* [Required task]:
All entries must be extracted exactly, with nothing added or dropped.

[Dataset records]
□ □ □
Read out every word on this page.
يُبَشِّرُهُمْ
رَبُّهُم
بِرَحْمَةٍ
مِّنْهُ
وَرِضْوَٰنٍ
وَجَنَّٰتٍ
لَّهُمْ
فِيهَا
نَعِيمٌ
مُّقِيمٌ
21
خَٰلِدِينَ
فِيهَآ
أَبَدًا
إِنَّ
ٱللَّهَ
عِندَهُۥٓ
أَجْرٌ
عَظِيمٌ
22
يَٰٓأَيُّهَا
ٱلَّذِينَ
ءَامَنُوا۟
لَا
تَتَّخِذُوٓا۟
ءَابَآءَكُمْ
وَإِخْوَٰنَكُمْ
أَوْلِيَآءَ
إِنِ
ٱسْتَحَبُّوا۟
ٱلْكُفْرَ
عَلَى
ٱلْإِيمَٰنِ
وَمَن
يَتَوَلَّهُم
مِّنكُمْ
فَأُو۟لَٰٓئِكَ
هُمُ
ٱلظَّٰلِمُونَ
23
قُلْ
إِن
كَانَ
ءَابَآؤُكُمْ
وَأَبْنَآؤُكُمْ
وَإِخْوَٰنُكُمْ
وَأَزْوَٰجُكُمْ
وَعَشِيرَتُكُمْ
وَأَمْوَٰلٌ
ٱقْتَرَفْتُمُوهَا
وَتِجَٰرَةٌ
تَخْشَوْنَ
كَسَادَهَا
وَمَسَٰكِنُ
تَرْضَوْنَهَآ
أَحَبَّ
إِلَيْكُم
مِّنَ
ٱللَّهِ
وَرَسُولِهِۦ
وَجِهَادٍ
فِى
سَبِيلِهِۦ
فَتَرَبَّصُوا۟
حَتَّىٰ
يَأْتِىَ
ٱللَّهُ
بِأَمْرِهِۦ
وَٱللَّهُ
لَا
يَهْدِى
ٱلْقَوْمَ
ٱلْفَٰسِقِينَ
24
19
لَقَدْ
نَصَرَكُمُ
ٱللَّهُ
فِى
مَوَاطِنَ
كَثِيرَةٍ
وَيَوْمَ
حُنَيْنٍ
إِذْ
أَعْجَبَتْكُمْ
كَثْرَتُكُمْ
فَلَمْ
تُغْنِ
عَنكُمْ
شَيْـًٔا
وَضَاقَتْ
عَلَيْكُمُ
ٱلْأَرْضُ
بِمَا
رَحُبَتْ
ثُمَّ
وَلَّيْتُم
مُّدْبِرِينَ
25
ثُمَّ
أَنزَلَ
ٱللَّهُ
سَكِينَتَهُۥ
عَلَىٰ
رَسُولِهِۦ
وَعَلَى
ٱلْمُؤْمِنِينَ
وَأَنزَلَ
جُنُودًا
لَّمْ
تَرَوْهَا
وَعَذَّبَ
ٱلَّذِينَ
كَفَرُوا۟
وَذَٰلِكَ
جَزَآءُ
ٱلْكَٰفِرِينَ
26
□ □ □
* [Solution below]:
Read out every word on this page.
يُبَشِّرُهُمْ
رَبُّهُم
بِرَحْمَةٍ
مِّنْهُ
وَرِضْوَٰنٍ
وَجَنَّٰتٍ
لَّهُمْ
فِيهَا
نَعِيمٌ
مُّقِيمٌ
21
خَٰلِدِينَ
فِيهَآ
أَبَدًا
إِنَّ
ٱللَّهَ
عِندَهُۥٓ
أَجْرٌ
عَظِيمٌ
22
يَٰٓأَيُّهَا
ٱلَّذِينَ
ءَامَنُوا۟
لَا
تَتَّخِذُوٓا۟
ءَابَآءَكُمْ
وَإِخْوَٰنَكُمْ
أَوْلِيَآءَ
إِنِ
ٱسْتَحَبُّوا۟
ٱلْكُفْرَ
عَلَى
ٱلْإِيمَٰنِ
وَمَن
يَتَوَلَّهُم
مِّنكُمْ
فَأُو۟لَٰٓئِكَ
هُمُ
ٱلظَّٰلِمُونَ
23
قُلْ
إِن
كَانَ
ءَابَآؤُكُمْ
وَأَبْنَآؤُكُمْ
وَإِخْوَٰنُكُمْ
وَأَزْوَٰجُكُمْ
وَعَشِيرَتُكُمْ
وَأَمْوَٰلٌ
ٱقْتَرَفْتُمُوهَا
وَتِجَٰرَةٌ
تَخْشَوْنَ
كَسَادَهَا
وَمَسَٰكِنُ
تَرْضَوْنَهَآ
أَحَبَّ
إِلَيْكُم
مِّنَ
ٱللَّهِ
وَرَسُولِهِۦ
وَجِهَادٍ
فِى
سَبِيلِهِۦ
فَتَرَبَّصُوا۟
حَتَّىٰ
يَأْتِىَ
ٱللَّهُ
بِأَمْرِهِۦ
وَٱللَّهُ
لَا
يَهْدِى
ٱلْقَوْمَ
ٱلْفَٰسِقِينَ
24
19
لَقَدْ
نَصَرَكُمُ
ٱللَّهُ
فِى
مَوَاطِنَ
كَثِيرَةٍ
وَيَوْمَ
حُنَيْنٍ
إِذْ
أَعْجَبَتْكُمْ
كَثْرَتُكُمْ
فَلَمْ
تُغْنِ
عَنكُمْ
شَيْـًٔا
وَضَاقَتْ
عَلَيْكُمُ
ٱلْأَرْضُ
بِمَا
رَحُبَتْ
ثُمَّ
وَلَّيْتُم
مُّدْبِرِينَ
25
ثُمَّ
أَنزَلَ
ٱللَّهُ
سَكِينَتَهُۥ
عَلَىٰ
رَسُولِهِۦ
وَعَلَى
ٱلْمُؤْمِنِينَ
وَأَنزَلَ
جُنُودًا
لَّمْ
تَرَوْهَا
وَعَذَّبَ
ٱلَّذِينَ
كَفَرُوا۟
وَذَٰلِكَ
جَزَآءُ
ٱلْكَٰفِرِينَ
26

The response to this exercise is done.